EXERCISE INSTRUCTIONS>
Return the lines beginning at the one that contains "Type out the text in this image." and continuing to the end of the entries, including both ends, exactly as written and nothing else.

RECORDED INFORMATION>
::::

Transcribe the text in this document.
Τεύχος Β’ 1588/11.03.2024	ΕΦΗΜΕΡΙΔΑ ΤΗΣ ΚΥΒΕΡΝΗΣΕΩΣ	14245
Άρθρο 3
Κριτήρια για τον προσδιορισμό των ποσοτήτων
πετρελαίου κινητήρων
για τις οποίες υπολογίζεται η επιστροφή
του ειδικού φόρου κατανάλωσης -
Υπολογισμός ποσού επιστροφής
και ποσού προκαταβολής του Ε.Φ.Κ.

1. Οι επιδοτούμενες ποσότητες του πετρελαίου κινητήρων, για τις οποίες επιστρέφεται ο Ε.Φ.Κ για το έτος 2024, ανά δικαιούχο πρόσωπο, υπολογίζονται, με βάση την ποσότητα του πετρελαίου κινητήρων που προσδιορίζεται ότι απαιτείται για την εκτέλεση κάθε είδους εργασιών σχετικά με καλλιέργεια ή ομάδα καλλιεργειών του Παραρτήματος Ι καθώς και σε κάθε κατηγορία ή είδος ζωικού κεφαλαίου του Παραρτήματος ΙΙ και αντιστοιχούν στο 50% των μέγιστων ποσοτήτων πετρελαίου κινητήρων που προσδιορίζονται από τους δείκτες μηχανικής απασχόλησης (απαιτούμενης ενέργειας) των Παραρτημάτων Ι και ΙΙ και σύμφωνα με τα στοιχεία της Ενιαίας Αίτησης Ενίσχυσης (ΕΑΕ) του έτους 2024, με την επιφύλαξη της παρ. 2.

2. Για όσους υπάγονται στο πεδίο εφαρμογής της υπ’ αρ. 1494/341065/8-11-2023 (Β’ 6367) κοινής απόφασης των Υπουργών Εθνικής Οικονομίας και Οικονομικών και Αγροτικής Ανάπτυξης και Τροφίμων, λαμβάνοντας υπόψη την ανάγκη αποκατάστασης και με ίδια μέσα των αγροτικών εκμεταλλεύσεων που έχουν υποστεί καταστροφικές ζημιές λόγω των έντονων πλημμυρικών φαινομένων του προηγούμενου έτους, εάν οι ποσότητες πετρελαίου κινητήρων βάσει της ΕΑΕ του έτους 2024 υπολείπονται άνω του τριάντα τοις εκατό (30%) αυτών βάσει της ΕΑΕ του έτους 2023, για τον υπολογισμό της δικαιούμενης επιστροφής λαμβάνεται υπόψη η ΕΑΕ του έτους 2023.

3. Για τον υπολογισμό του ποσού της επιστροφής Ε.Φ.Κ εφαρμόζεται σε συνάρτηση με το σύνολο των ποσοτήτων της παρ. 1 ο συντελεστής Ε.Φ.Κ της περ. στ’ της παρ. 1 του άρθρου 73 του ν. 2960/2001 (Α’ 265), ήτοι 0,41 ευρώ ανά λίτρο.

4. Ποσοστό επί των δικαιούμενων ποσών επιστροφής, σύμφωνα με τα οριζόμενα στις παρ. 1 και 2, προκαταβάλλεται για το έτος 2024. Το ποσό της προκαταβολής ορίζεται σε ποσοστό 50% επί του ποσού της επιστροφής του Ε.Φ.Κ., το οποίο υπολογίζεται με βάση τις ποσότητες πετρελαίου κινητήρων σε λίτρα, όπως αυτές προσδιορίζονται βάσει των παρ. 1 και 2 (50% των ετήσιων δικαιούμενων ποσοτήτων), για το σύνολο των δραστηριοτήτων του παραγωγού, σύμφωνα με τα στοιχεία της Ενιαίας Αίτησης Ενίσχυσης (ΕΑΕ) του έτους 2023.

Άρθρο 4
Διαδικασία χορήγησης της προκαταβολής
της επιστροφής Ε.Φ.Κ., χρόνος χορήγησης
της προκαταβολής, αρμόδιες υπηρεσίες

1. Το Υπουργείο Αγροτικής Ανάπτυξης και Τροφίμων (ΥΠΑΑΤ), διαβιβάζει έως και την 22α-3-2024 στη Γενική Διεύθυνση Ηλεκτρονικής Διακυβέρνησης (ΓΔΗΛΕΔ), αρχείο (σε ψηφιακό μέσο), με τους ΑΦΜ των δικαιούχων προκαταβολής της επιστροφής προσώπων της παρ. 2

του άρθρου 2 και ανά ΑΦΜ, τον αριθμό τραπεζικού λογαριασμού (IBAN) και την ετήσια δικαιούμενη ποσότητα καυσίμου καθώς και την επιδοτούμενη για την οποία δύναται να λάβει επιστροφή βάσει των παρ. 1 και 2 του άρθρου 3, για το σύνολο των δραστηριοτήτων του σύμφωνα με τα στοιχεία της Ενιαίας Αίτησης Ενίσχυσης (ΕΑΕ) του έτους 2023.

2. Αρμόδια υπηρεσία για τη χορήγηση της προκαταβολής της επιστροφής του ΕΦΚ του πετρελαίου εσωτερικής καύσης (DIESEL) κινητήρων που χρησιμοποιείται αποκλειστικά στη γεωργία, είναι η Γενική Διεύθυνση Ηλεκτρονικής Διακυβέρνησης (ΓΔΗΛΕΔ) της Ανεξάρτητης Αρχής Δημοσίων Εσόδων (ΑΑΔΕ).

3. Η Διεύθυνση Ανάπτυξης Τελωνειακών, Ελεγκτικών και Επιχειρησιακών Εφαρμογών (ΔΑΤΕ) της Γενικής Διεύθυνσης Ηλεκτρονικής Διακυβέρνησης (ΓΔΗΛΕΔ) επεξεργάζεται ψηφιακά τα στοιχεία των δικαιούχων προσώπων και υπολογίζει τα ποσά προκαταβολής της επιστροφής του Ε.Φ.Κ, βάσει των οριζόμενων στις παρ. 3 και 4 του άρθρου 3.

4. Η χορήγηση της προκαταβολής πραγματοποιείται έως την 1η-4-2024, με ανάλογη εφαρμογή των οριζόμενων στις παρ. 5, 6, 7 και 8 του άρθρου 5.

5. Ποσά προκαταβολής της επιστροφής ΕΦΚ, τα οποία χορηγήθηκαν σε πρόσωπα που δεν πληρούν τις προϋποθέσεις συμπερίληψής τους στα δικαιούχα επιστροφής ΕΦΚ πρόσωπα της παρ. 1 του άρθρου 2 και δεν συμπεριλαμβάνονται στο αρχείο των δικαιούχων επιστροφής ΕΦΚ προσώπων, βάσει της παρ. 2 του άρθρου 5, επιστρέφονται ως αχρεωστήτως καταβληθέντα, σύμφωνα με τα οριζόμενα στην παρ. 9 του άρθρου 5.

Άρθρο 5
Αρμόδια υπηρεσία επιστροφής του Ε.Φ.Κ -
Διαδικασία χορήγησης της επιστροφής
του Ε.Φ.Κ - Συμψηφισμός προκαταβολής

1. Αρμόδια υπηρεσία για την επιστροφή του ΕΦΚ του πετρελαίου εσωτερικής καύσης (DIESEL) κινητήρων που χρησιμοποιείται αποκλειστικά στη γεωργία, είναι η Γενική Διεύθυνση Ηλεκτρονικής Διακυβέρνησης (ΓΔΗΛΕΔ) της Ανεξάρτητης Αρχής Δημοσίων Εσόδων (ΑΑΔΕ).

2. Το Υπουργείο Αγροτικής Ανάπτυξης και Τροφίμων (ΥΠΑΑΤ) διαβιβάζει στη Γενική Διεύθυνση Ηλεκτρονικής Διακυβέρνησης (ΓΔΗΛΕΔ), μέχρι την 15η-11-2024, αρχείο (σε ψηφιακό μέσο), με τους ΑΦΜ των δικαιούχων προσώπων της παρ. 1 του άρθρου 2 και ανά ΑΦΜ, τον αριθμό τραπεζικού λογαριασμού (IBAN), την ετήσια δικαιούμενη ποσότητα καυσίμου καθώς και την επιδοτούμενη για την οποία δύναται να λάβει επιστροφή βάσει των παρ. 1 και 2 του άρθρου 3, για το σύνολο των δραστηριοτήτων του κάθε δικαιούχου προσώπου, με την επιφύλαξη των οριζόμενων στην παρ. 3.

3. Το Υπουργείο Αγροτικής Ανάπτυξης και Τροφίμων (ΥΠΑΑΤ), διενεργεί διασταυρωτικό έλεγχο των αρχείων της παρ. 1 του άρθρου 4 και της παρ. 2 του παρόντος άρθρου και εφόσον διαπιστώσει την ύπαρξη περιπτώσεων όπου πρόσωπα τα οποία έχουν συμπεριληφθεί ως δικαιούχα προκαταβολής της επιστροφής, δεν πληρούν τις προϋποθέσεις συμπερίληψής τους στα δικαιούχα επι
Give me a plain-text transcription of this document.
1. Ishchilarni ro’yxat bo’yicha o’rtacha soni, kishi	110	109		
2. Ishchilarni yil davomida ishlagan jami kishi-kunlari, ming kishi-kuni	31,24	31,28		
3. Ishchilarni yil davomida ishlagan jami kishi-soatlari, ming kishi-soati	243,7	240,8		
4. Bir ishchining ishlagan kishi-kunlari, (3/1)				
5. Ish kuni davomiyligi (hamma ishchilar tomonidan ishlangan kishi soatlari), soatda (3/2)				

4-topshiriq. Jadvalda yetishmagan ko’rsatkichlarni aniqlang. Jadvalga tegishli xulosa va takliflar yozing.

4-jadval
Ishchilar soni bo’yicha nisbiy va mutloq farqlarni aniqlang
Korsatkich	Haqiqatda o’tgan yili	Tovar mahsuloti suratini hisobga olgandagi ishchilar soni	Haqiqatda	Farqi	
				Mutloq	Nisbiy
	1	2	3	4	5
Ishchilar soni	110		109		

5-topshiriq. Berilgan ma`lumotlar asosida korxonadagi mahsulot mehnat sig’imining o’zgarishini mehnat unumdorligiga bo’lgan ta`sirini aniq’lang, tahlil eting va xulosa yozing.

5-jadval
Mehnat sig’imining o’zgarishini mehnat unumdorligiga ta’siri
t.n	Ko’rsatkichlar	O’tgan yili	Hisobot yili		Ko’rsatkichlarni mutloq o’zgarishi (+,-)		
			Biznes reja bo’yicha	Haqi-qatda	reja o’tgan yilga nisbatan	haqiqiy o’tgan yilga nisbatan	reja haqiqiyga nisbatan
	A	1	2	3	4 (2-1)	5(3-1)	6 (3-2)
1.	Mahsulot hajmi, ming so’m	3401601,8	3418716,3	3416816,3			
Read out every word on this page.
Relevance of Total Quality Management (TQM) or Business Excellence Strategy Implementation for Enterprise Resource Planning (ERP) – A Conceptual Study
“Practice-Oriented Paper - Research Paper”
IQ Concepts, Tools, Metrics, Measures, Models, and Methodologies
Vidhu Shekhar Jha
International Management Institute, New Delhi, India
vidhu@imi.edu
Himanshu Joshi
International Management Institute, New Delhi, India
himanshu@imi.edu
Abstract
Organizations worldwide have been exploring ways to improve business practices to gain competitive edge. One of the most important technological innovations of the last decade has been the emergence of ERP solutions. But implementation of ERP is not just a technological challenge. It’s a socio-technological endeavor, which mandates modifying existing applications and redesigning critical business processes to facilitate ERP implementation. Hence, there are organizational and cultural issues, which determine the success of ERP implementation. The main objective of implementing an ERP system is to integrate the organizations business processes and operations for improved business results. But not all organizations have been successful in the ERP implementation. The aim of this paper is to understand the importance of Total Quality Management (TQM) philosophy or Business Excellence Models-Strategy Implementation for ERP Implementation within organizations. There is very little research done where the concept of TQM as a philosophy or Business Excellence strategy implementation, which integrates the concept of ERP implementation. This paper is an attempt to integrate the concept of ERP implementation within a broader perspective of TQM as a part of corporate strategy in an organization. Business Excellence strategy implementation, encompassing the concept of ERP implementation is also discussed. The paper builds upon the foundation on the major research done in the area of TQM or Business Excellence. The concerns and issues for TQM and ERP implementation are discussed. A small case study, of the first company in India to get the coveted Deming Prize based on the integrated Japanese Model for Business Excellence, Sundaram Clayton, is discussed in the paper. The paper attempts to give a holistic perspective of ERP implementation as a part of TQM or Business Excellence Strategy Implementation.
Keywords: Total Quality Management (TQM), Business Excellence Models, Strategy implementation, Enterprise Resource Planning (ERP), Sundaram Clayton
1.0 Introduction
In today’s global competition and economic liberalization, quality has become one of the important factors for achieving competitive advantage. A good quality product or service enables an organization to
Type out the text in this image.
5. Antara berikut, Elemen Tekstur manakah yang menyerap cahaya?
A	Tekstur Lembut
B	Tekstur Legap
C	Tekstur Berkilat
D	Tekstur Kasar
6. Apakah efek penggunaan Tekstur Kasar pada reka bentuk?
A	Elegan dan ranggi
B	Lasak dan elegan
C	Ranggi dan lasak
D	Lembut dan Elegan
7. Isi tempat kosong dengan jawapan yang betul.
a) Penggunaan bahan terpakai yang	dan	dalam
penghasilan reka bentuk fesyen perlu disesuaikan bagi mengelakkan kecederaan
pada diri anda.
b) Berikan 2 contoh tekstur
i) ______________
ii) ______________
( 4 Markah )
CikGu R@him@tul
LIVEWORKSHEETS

::::

SOLUTION TO THE EXERCISE>
Type out the text in this image.
5. Antara berikut, Elemen Tekstur manakah yang menyerap cahaya?
A	Tekstur Lembut
B	Tekstur Legap
C	Tekstur Berkilat
D	Tekstur Kasar
6. Apakah efek penggunaan Tekstur Kasar pada reka bentuk?
A	Elegan dan ranggi
B	Lasak dan elegan
C	Ranggi dan lasak
D	Lembut dan Elegan
7. Isi tempat kosong dengan jawapan yang betul.
a) Penggunaan bahan terpakai yang	dan	dalam
penghasilan reka bentuk fesyen perlu disesuaikan bagi mengelakkan kecederaan
pada diri anda.
b) Berikan 2 contoh tekstur
i) ______________
ii) ______________
( 4 Markah )
CikGu R@him@tul
LIVEWORKSHEETS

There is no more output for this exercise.